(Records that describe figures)
— START —
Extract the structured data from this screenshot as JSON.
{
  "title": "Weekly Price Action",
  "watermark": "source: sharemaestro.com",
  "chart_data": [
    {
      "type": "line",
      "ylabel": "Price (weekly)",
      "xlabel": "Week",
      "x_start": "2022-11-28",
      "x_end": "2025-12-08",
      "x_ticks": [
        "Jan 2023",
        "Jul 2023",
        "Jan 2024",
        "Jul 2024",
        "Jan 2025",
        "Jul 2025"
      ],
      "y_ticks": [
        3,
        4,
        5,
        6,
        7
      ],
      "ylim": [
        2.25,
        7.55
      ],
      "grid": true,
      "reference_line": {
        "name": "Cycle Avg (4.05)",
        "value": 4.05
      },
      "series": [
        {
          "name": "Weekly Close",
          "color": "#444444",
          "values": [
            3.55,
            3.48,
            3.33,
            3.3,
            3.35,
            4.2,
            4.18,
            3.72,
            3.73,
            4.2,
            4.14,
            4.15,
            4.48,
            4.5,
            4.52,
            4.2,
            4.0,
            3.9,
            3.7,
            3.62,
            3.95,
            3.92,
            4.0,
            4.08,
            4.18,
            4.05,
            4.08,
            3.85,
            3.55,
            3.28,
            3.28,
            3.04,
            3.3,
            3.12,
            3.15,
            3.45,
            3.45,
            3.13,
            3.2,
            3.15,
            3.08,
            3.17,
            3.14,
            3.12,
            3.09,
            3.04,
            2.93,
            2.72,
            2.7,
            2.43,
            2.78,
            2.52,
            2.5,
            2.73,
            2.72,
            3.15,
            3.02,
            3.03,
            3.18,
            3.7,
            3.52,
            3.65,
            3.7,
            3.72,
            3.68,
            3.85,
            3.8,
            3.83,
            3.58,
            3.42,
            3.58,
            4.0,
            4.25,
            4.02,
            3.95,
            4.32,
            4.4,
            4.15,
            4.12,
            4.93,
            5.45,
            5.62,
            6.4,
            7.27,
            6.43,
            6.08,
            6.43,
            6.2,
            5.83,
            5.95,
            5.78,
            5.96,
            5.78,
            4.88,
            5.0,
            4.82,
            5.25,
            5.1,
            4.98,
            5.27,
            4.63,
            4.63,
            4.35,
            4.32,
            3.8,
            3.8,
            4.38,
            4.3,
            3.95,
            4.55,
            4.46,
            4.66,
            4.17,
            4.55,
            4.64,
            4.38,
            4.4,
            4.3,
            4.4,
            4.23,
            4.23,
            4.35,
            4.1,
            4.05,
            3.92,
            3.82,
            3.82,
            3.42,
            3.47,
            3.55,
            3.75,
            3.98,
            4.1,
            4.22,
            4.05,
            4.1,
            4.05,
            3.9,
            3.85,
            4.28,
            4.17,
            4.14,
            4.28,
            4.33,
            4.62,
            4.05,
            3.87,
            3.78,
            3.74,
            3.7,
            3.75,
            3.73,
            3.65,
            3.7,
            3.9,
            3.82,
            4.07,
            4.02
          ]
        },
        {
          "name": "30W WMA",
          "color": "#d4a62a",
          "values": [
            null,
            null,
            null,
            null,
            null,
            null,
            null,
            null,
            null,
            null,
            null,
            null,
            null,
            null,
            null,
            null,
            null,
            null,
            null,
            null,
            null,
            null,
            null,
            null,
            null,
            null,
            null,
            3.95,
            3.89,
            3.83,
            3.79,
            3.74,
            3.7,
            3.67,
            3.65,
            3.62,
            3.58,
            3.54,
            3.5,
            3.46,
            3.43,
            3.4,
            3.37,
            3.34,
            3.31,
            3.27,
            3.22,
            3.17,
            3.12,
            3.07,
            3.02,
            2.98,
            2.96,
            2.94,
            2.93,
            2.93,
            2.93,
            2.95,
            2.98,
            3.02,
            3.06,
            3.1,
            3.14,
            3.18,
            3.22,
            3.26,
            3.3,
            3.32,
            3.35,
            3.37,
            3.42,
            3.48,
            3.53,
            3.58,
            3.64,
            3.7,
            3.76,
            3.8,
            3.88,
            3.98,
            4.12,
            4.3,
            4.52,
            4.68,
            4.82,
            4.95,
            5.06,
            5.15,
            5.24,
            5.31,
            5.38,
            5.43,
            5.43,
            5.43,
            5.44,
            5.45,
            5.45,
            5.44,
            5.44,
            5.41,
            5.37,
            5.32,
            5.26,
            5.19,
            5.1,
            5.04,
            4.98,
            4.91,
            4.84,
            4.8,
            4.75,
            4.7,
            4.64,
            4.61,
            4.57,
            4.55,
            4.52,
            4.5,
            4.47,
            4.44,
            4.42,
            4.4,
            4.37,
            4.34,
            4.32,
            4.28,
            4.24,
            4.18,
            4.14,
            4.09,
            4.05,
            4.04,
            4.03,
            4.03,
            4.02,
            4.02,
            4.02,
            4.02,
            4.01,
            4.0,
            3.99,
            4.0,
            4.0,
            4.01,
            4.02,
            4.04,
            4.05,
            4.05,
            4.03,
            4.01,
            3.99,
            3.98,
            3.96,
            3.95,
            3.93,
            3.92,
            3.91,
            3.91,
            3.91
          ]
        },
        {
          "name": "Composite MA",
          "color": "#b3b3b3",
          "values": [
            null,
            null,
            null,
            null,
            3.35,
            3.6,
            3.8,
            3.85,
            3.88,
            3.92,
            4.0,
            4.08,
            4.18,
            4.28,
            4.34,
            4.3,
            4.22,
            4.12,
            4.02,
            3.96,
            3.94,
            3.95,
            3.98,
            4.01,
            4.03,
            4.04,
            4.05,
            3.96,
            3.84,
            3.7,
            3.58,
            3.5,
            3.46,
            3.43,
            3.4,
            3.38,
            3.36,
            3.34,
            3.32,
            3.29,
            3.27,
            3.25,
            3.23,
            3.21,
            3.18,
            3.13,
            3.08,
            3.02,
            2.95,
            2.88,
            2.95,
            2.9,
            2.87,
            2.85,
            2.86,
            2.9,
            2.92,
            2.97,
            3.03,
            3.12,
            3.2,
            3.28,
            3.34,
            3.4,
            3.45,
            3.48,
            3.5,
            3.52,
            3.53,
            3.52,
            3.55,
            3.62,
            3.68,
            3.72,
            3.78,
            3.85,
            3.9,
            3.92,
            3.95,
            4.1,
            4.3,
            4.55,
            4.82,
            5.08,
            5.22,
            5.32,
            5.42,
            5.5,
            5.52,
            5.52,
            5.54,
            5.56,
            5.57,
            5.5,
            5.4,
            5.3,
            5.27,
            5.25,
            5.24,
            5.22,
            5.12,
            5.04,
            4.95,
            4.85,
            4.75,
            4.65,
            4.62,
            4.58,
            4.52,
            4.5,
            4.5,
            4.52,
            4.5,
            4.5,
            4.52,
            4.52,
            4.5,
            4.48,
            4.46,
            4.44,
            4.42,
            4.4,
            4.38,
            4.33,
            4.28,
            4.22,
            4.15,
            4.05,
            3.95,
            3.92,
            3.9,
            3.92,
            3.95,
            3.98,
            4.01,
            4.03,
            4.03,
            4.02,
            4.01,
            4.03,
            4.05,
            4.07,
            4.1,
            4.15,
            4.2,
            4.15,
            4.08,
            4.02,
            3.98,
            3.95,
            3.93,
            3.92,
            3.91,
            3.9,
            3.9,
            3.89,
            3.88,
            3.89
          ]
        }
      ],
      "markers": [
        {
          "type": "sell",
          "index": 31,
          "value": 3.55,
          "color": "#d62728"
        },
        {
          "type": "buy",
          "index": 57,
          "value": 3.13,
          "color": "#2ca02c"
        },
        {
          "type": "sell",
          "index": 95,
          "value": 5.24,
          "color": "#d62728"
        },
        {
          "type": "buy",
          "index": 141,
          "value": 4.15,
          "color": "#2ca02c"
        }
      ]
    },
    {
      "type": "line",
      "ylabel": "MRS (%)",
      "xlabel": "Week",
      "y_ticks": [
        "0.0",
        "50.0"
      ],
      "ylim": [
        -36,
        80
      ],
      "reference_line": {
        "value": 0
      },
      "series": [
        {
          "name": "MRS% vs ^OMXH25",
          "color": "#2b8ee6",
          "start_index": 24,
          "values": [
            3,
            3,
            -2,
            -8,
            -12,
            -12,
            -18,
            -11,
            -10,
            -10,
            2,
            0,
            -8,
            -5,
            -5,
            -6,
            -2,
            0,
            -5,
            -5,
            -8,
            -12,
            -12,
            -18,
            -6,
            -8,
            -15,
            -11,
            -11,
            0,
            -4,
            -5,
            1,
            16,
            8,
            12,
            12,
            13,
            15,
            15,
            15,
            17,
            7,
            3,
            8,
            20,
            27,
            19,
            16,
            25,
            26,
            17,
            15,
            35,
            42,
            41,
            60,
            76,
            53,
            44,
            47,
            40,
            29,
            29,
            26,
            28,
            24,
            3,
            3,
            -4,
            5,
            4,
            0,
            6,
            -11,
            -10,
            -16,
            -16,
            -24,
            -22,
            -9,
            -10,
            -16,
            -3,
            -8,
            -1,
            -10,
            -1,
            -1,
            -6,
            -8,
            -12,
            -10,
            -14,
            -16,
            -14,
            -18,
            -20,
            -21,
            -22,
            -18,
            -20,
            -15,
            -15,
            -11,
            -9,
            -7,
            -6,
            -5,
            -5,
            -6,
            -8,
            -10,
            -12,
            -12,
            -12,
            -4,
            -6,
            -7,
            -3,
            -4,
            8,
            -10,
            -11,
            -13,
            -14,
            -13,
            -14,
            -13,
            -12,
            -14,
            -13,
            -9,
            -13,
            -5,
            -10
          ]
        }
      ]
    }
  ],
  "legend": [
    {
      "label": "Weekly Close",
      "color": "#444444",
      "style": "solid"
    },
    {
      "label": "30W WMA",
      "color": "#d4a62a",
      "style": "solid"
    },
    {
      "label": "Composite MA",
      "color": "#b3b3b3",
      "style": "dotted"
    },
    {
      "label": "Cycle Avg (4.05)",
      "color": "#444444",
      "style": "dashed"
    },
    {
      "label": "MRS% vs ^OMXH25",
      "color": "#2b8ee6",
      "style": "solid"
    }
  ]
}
— END —
State how many lines of the listing include "Composite", and nothing more.

2